Items listed in a dataset
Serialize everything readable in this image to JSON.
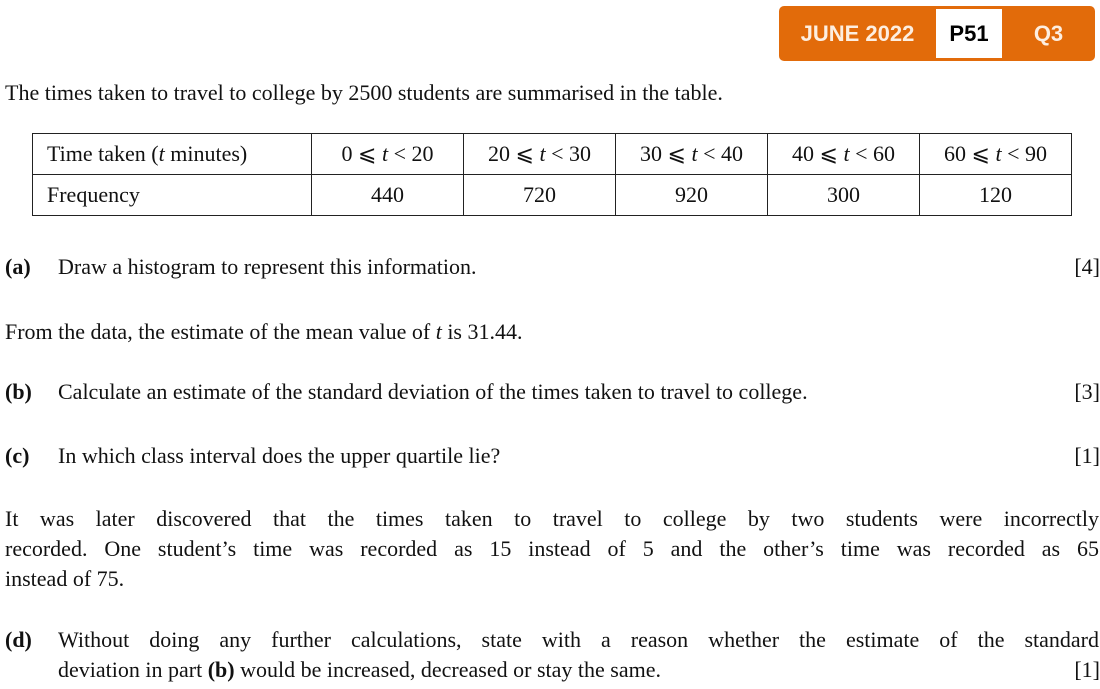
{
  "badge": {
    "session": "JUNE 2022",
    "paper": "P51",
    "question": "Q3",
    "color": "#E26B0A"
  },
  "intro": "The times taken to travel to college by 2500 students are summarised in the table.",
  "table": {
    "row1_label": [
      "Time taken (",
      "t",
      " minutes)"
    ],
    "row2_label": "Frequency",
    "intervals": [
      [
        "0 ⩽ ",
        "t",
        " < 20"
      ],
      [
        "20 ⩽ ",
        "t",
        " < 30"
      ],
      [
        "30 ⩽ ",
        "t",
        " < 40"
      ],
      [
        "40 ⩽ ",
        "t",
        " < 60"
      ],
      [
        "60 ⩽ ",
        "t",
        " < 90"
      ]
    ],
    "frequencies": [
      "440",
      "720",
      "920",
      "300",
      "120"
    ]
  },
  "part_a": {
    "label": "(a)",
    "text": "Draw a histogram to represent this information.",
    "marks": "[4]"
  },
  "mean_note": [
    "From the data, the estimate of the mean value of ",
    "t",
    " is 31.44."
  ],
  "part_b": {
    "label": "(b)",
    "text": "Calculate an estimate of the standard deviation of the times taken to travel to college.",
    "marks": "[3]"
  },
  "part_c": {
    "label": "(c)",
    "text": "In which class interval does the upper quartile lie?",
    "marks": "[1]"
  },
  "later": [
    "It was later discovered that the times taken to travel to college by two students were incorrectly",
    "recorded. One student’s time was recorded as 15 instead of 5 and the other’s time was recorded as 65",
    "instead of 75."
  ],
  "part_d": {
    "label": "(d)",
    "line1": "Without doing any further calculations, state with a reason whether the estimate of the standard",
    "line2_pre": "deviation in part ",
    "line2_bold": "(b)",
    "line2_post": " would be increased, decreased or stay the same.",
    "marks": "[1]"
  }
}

---

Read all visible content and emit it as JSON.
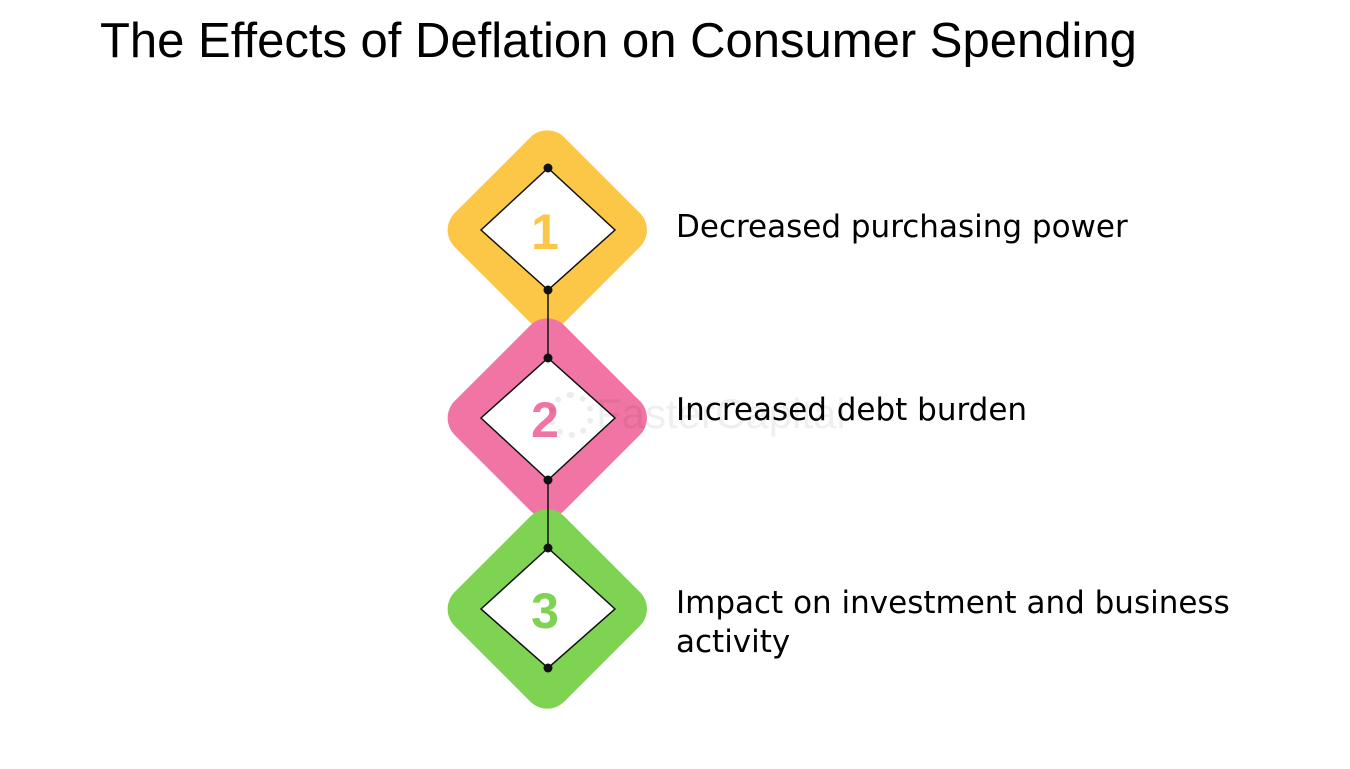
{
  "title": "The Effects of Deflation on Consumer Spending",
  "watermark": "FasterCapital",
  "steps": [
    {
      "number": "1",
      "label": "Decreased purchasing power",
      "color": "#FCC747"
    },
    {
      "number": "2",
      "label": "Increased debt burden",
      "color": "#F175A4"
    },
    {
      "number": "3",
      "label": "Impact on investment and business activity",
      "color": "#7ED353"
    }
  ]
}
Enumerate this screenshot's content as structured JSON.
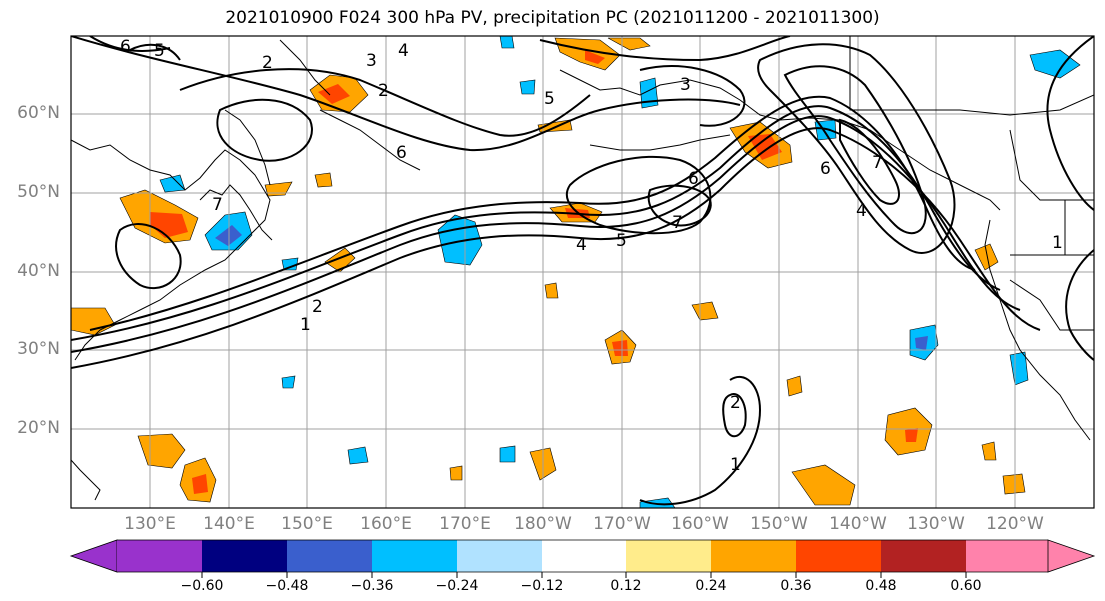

# TO DO:
Above are the records. Copy word for word only their lines from the one holding "Read all visible content and emit it as JSON." through the one holding "Enumerate this screenshot's", both included, and skip the images.

# COMPLETE RESPONSE:
Read all visible content and emit it as JSON.
{
  "title": "The Effects of Deflation on Consumer Spending",
  "watermark": "FasterCapital",
  "steps": [
    {
      "number": "1",
      "label": "Decreased purchasing power",
      "color": "#FCC747"
    },
    {
      "number": "2",
      "label": "Increased debt burden",
      "color": "#F175A4"
    },
    {
      "number": "3",
      "label": "Impact on investment and business activity",
      "color": "#7ED353"
    }
  ]
}
Enumerate this screenshot's content as structured JSON.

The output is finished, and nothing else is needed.